What is asked
Return the material word for word. Do not include the pictures.

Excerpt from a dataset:
-.-.-

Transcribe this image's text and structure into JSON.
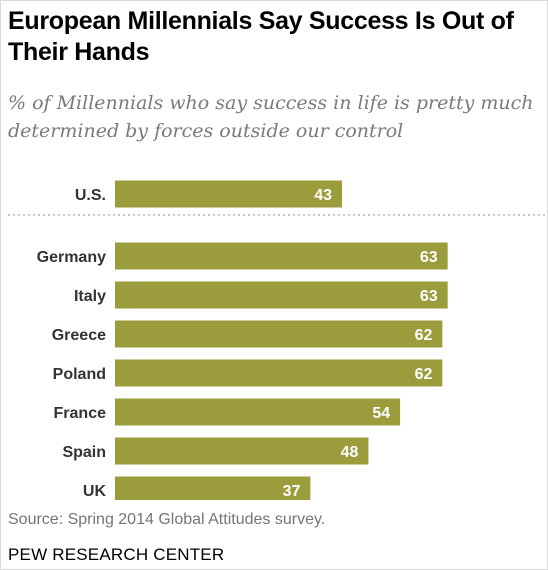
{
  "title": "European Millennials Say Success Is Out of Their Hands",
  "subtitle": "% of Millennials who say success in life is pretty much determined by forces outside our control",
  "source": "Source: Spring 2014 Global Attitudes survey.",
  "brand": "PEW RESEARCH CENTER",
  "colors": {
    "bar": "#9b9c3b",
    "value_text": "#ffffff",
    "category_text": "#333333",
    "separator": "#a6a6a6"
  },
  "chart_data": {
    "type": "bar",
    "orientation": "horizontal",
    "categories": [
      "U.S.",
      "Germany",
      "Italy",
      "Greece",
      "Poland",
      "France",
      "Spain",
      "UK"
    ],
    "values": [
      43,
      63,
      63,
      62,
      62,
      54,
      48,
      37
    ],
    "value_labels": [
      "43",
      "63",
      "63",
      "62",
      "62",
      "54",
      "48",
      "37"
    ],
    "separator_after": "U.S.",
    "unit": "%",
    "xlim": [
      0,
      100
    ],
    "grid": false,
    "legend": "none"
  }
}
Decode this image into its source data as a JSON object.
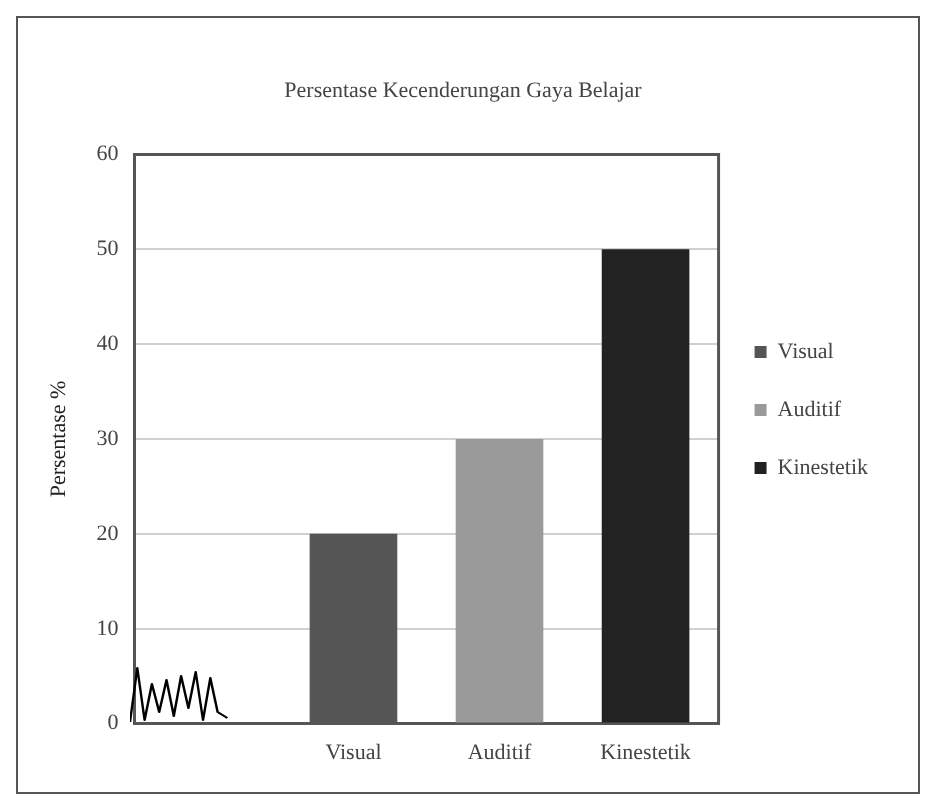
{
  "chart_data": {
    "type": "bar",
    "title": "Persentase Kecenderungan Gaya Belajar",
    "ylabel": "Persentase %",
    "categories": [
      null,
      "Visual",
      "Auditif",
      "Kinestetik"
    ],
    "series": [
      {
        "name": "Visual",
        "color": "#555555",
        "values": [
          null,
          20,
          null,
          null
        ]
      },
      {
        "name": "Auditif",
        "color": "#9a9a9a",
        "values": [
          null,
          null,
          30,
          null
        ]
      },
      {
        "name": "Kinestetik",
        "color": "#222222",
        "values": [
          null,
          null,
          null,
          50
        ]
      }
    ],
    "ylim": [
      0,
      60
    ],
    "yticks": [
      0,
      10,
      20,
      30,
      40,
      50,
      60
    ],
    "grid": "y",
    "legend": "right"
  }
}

-.-.-

Correct response
Transcribe this image's text and structure into JSON.
{
  "title": "European Millennials Say Success Is Out of Their Hands",
  "subtitle": "% of Millennials who say success in life is pretty much determined by forces outside our control",
  "source": "Source: Spring 2014 Global Attitudes survey.",
  "brand": "PEW RESEARCH CENTER",
  "colors": {
    "bar": "#9b9c3b",
    "value_text": "#ffffff",
    "category_text": "#333333",
    "separator": "#a6a6a6"
  },
  "chart_data": {
    "type": "bar",
    "orientation": "horizontal",
    "categories": [
      "U.S.",
      "Germany",
      "Italy",
      "Greece",
      "Poland",
      "France",
      "Spain",
      "UK"
    ],
    "values": [
      43,
      63,
      63,
      62,
      62,
      54,
      48,
      37
    ],
    "value_labels": [
      "43",
      "63",
      "63",
      "62",
      "62",
      "54",
      "48",
      "37"
    ],
    "separator_after": "U.S.",
    "unit": "%",
    "xlim": [
      0,
      100
    ],
    "grid": false,
    "legend": "none"
  }
}
Decode this image into its source data as a JSON object.
{
  "chart_data": {
    "type": "bar",
    "title": "Persentase Kecenderungan Gaya Belajar",
    "ylabel": "Persentase %",
    "categories": [
      null,
      "Visual",
      "Auditif",
      "Kinestetik"
    ],
    "series": [
      {
        "name": "Visual",
        "color": "#555555",
        "values": [
          null,
          20,
          null,
          null
        ]
      },
      {
        "name": "Auditif",
        "color": "#9a9a9a",
        "values": [
          null,
          null,
          30,
          null
        ]
      },
      {
        "name": "Kinestetik",
        "color": "#222222",
        "values": [
          null,
          null,
          null,
          50
        ]
      }
    ],
    "ylim": [
      0,
      60
    ],
    "yticks": [
      0,
      10,
      20,
      30,
      40,
      50,
      60
    ],
    "grid": "y",
    "legend": "right"
  }
}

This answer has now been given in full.